### Provided records
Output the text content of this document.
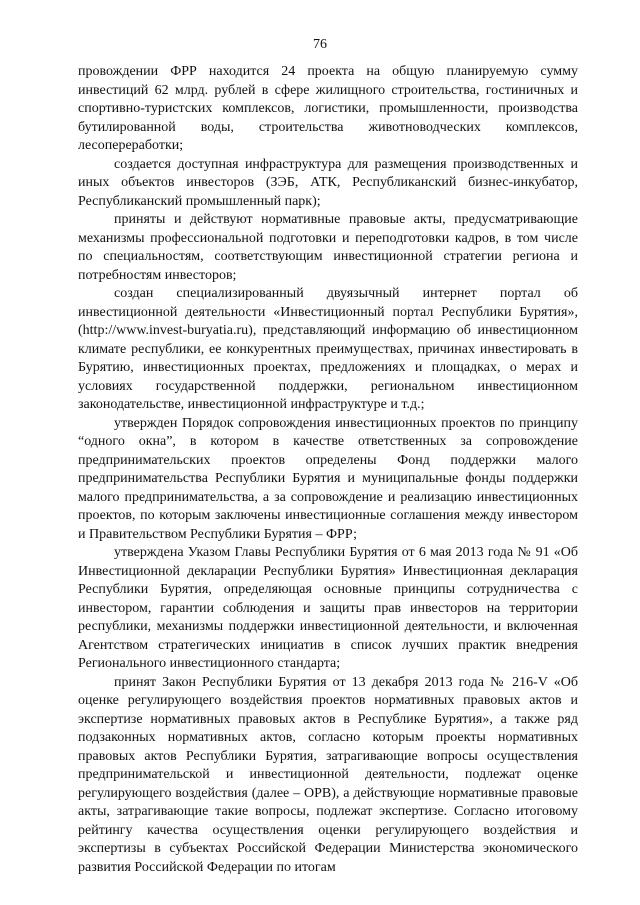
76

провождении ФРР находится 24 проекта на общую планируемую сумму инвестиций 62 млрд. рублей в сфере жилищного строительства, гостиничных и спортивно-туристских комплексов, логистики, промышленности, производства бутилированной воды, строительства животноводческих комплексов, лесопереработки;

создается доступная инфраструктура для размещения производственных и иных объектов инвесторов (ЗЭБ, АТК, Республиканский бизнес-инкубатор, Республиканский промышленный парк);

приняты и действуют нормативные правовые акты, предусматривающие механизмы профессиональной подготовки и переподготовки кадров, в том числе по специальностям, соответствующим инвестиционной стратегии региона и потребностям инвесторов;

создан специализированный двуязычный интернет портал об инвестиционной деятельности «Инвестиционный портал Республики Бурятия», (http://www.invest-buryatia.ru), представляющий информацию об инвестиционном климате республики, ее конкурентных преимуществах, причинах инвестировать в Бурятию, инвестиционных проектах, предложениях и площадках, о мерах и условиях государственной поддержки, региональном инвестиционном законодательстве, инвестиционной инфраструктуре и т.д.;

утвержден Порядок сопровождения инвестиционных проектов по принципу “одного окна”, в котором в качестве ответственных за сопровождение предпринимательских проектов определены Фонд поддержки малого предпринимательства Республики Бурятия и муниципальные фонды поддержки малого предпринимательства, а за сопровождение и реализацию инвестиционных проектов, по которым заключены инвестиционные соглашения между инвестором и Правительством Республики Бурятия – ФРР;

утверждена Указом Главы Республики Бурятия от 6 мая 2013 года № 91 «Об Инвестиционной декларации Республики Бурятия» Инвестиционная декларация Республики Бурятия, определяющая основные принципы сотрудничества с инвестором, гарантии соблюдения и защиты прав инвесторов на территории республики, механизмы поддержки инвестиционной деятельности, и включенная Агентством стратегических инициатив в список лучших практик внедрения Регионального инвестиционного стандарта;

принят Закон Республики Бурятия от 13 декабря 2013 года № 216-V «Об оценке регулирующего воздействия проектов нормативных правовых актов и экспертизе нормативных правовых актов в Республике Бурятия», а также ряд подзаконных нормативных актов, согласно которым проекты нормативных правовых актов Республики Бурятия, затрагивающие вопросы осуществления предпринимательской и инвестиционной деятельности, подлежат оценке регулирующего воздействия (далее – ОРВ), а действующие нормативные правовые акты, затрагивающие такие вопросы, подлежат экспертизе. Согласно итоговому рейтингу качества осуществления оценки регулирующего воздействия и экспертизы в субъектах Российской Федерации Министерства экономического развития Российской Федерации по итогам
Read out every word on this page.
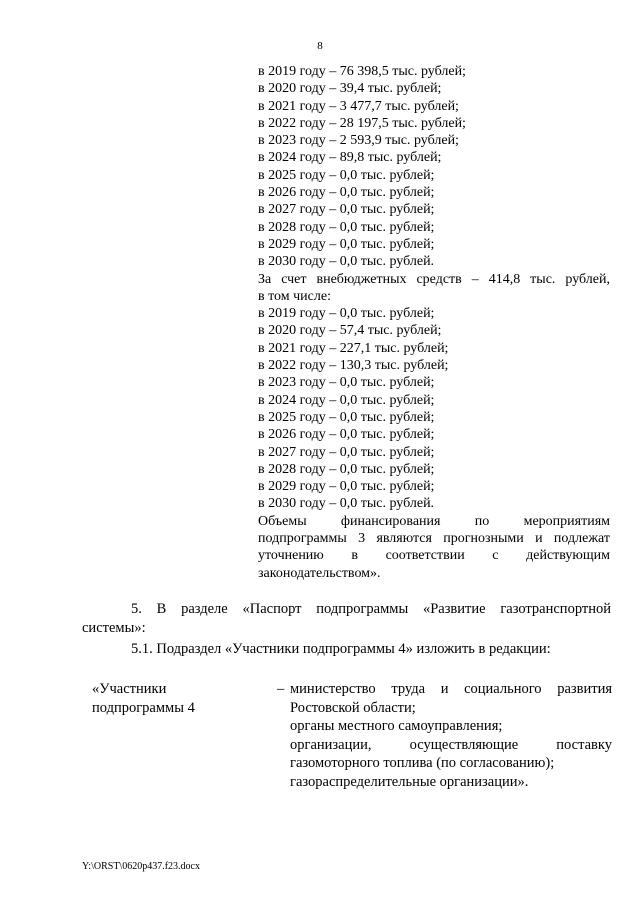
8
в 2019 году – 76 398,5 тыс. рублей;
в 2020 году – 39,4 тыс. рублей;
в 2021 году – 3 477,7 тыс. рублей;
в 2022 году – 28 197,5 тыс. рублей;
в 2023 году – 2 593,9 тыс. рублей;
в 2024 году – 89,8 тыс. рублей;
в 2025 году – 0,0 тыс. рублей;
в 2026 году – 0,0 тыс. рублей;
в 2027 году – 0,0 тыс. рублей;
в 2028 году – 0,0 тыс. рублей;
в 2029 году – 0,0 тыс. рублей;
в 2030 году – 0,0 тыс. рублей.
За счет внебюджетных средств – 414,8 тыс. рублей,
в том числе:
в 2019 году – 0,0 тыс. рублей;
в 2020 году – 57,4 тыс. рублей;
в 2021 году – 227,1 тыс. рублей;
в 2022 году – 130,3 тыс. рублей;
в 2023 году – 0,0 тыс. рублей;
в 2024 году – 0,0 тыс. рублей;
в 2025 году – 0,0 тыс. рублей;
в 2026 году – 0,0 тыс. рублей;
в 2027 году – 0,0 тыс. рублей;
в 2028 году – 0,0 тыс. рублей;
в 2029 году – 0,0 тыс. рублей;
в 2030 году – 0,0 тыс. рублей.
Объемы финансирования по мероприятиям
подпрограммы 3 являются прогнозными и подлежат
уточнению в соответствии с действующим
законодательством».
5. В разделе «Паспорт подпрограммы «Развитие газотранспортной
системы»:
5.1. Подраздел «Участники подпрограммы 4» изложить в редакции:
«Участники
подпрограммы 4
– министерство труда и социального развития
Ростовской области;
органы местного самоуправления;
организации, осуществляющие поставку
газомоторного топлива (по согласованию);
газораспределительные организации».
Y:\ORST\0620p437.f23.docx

### What you have to do
Find each line in the records holding the string "подпрограммы" and show it.

### The reply
подпрограммы 3 являются прогнозными и подлежат
5. В разделе «Паспорт подпрограммы «Развитие газотранспортной
5.1. Подраздел «Участники подпрограммы 4» изложить в редакции:
подпрограммы 4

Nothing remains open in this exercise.